*Dataset excerpts*
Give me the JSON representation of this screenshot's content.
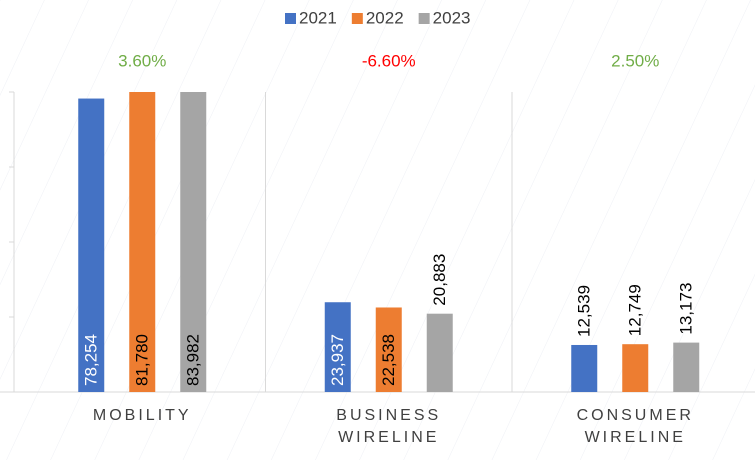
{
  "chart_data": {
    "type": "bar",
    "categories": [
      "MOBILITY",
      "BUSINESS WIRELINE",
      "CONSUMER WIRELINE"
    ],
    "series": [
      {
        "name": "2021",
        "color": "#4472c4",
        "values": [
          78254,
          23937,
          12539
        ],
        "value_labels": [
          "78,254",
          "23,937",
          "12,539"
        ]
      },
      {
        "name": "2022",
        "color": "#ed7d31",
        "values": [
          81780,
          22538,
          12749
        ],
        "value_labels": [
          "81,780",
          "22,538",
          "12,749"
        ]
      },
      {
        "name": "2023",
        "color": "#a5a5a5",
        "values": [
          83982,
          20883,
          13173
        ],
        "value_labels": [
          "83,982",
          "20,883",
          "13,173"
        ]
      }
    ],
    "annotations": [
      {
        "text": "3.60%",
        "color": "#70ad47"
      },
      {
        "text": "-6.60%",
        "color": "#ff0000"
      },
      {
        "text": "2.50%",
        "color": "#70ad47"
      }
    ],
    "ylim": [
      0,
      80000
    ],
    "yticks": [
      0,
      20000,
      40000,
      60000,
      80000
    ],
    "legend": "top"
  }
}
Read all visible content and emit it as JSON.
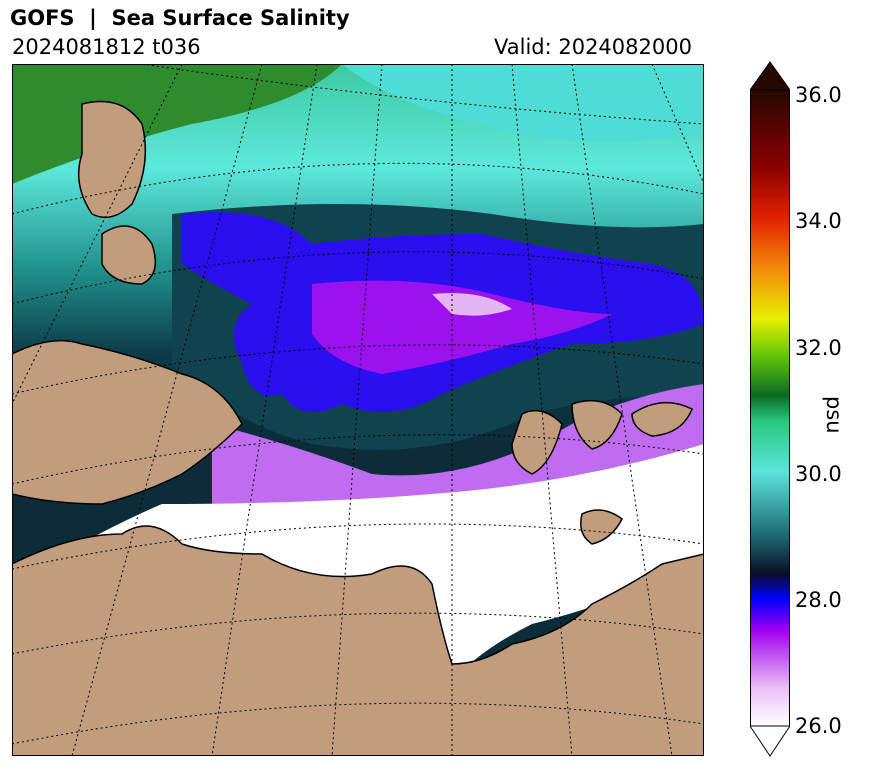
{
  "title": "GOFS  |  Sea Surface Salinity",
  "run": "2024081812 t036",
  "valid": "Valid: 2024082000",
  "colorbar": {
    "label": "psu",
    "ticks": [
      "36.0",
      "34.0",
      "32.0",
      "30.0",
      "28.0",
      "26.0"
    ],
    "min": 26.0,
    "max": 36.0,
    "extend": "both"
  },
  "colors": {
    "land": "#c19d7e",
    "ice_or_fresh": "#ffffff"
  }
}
...
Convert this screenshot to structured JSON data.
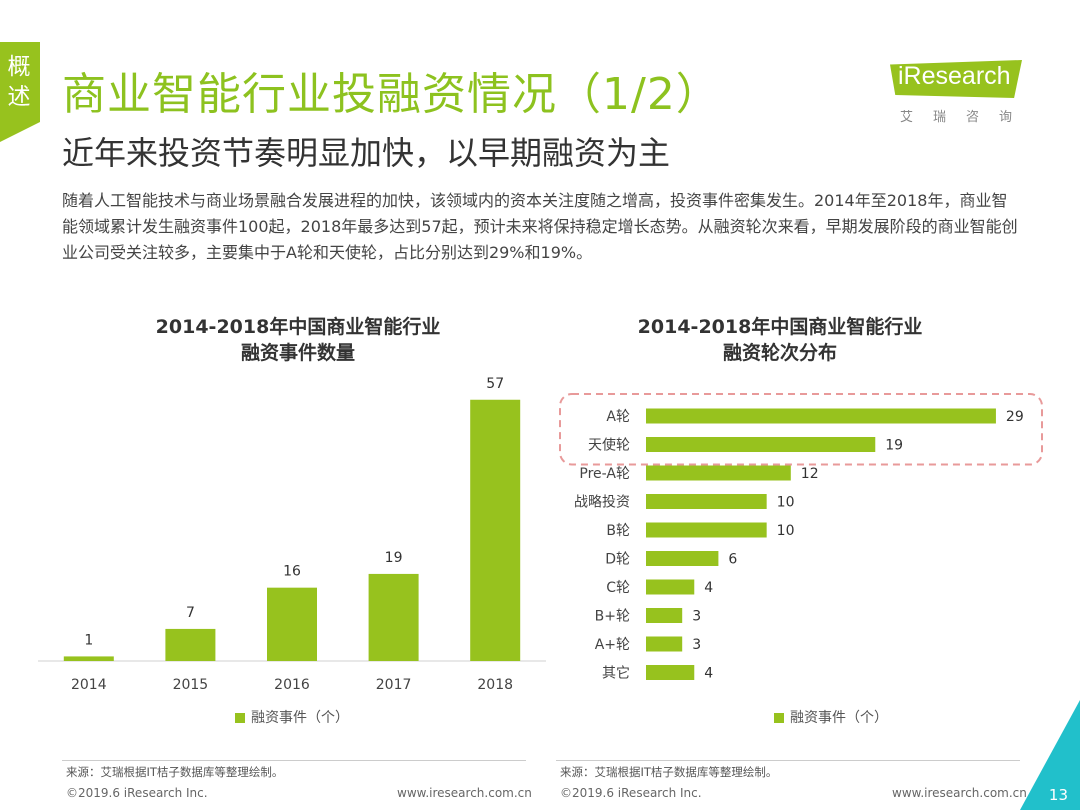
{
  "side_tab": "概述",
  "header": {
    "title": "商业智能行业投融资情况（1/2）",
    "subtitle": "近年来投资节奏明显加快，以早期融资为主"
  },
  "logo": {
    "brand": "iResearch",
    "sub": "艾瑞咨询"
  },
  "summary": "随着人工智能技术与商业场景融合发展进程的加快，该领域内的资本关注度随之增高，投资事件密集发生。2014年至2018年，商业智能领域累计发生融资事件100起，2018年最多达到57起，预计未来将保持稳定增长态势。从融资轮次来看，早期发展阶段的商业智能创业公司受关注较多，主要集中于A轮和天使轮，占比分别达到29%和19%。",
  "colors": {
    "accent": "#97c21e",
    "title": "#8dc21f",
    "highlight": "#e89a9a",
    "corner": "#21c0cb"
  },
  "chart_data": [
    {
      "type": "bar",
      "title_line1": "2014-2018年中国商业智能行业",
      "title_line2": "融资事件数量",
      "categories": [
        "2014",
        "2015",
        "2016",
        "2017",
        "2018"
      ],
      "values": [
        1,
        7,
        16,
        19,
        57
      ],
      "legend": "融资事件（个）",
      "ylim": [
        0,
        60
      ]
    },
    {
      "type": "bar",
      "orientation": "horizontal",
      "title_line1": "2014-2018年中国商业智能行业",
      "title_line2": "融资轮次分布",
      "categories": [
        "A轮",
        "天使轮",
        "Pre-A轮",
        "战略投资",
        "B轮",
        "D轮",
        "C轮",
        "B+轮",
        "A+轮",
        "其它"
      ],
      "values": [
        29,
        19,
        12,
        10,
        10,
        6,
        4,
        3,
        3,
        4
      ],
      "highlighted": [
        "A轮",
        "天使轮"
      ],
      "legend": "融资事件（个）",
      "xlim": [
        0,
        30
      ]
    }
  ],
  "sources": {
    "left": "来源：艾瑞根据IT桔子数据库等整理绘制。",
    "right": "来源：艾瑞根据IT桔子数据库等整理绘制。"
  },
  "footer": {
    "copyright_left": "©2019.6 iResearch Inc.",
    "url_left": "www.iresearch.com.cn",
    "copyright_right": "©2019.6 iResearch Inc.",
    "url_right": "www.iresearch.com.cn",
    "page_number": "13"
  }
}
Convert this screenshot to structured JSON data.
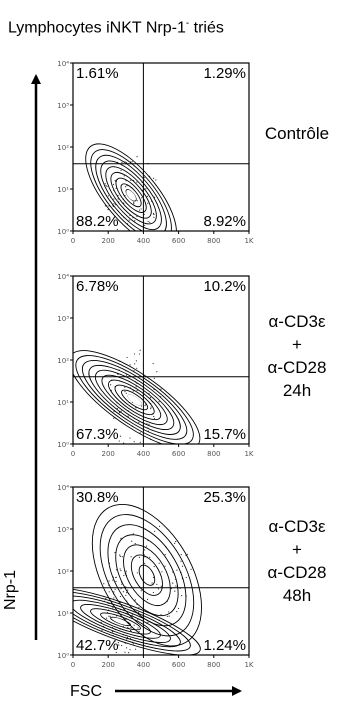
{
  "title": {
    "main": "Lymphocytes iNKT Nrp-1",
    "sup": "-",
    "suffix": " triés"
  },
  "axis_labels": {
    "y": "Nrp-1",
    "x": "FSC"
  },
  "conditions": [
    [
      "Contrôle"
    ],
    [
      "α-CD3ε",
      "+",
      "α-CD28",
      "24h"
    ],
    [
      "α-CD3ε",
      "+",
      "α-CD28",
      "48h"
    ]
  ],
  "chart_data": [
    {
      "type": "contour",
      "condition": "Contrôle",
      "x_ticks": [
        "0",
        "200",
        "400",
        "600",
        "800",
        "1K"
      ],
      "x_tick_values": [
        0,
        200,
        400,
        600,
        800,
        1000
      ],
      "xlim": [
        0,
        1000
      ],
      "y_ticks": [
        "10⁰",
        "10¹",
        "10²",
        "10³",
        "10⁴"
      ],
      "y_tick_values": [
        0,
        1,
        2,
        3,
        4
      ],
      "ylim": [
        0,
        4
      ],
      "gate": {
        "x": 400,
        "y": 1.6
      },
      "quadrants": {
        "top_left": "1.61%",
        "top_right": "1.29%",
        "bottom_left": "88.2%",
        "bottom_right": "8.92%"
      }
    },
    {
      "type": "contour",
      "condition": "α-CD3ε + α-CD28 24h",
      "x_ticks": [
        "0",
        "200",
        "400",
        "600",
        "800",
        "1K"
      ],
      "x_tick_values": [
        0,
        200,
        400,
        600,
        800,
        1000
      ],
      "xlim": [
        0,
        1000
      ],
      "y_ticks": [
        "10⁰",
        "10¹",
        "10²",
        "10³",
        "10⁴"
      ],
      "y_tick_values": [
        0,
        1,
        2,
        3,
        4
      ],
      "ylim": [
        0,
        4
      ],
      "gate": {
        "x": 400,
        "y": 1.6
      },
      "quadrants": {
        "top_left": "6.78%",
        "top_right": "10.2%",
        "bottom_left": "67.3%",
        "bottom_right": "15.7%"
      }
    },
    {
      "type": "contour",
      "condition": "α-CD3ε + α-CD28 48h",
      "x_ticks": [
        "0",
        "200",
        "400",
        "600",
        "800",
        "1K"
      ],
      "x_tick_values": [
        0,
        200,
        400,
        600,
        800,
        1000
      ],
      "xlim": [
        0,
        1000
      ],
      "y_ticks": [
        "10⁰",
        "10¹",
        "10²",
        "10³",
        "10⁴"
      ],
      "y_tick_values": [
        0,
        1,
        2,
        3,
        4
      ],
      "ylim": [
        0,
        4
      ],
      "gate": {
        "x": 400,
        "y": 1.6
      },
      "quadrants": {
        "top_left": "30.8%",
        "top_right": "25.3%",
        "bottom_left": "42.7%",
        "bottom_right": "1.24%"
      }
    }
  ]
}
...
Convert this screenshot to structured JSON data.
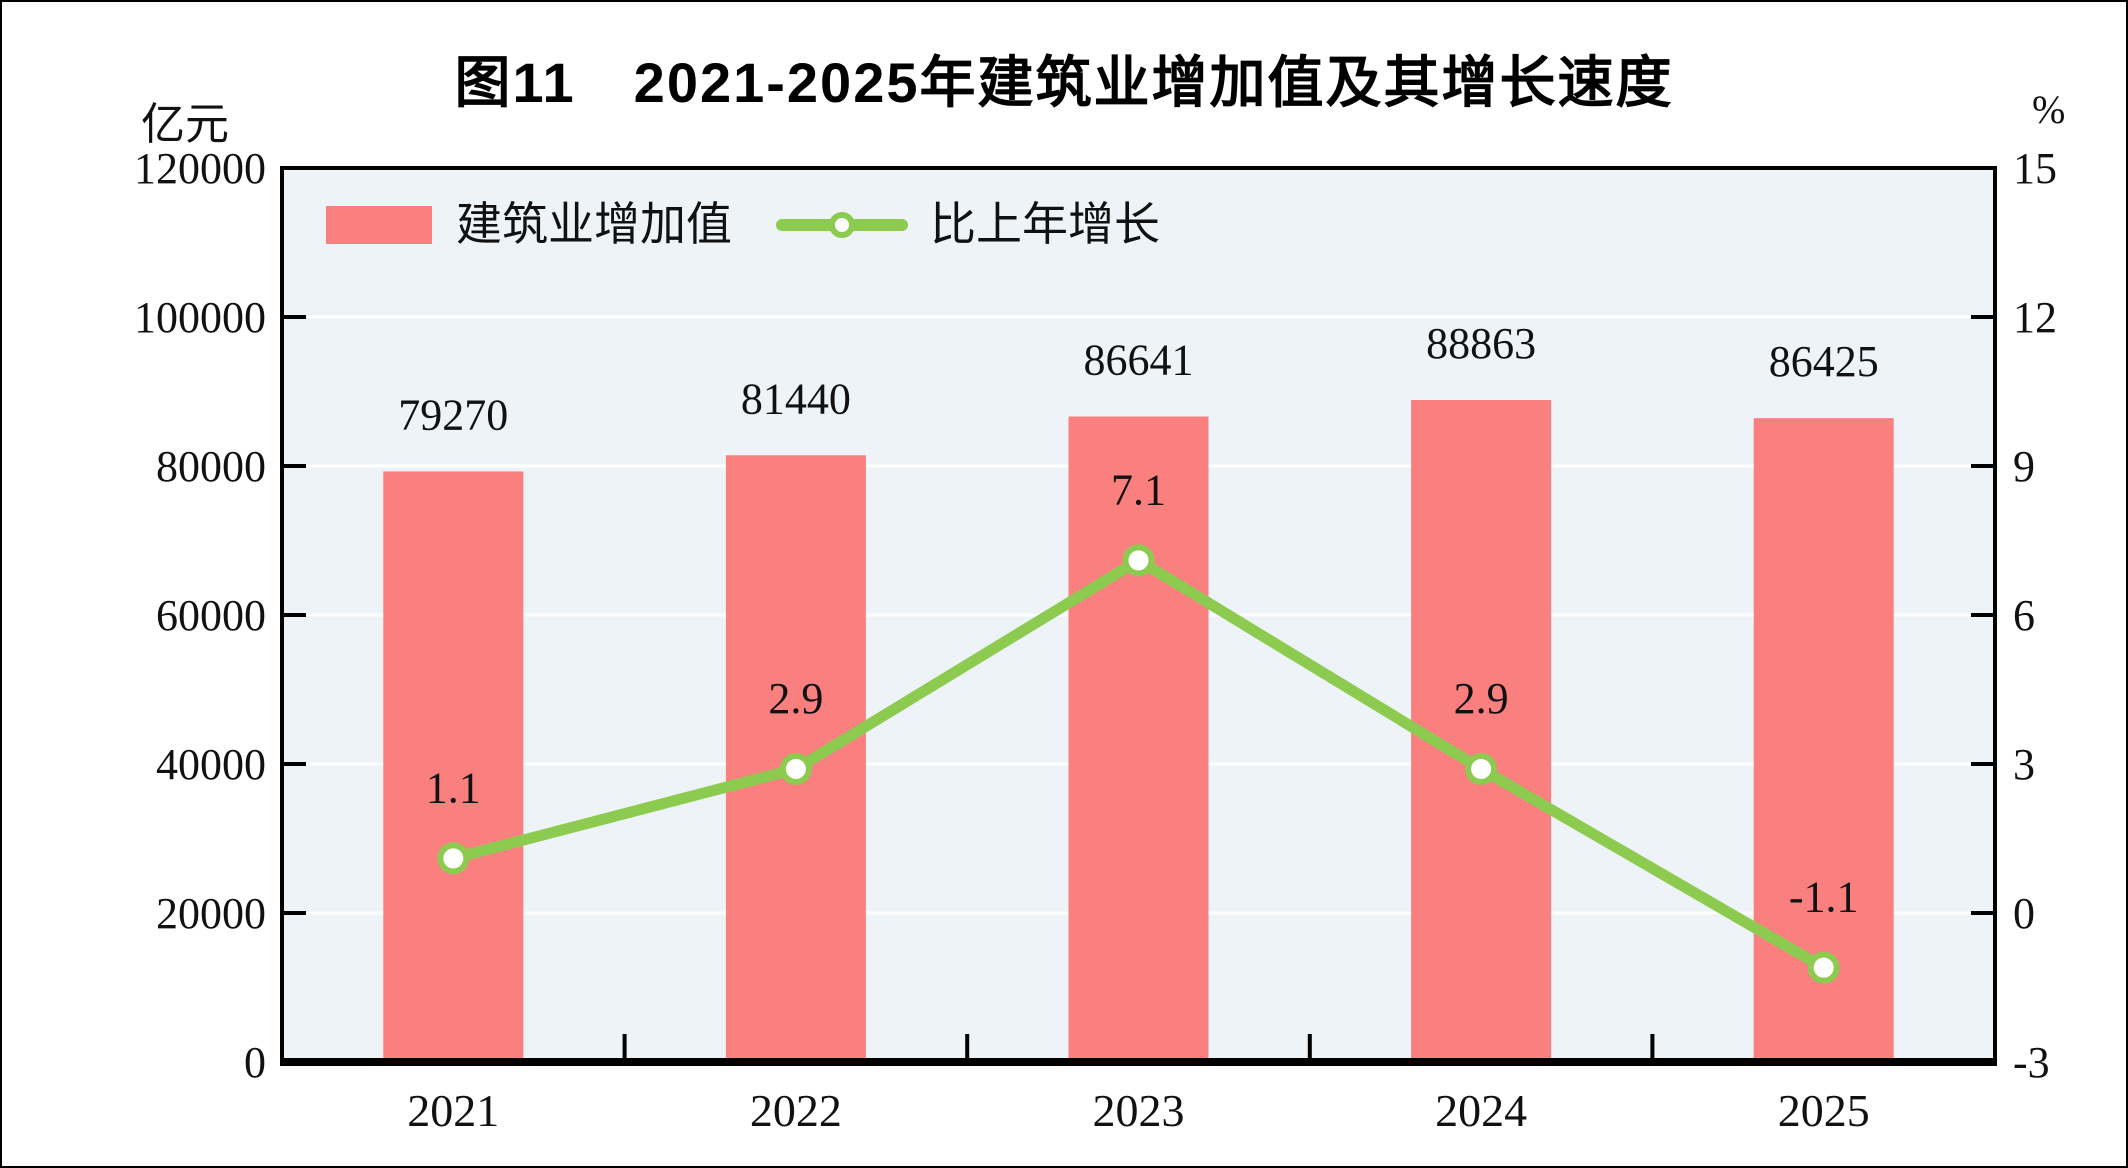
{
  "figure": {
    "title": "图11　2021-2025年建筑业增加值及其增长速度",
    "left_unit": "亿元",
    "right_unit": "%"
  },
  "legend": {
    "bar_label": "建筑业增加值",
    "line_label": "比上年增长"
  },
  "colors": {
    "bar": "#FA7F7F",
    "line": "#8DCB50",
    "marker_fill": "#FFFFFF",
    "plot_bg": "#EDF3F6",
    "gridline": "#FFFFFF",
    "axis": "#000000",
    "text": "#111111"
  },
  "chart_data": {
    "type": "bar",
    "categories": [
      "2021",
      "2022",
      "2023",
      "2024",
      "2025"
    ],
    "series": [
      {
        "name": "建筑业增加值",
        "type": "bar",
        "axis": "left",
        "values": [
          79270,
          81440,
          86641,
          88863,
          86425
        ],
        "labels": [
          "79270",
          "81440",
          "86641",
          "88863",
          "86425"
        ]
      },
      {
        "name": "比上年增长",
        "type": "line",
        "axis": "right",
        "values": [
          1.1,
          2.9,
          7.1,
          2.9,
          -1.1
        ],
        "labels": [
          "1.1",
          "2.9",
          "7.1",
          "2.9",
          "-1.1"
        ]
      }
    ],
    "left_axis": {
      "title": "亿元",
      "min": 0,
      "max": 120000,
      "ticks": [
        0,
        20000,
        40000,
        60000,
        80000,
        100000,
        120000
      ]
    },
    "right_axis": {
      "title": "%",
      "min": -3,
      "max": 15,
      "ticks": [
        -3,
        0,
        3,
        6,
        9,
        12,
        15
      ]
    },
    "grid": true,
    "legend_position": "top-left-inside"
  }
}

*Stated problem*
Give the number of lines in the records above that contain the word "WIRELINE". Reply with that number alone.

*Output below*
2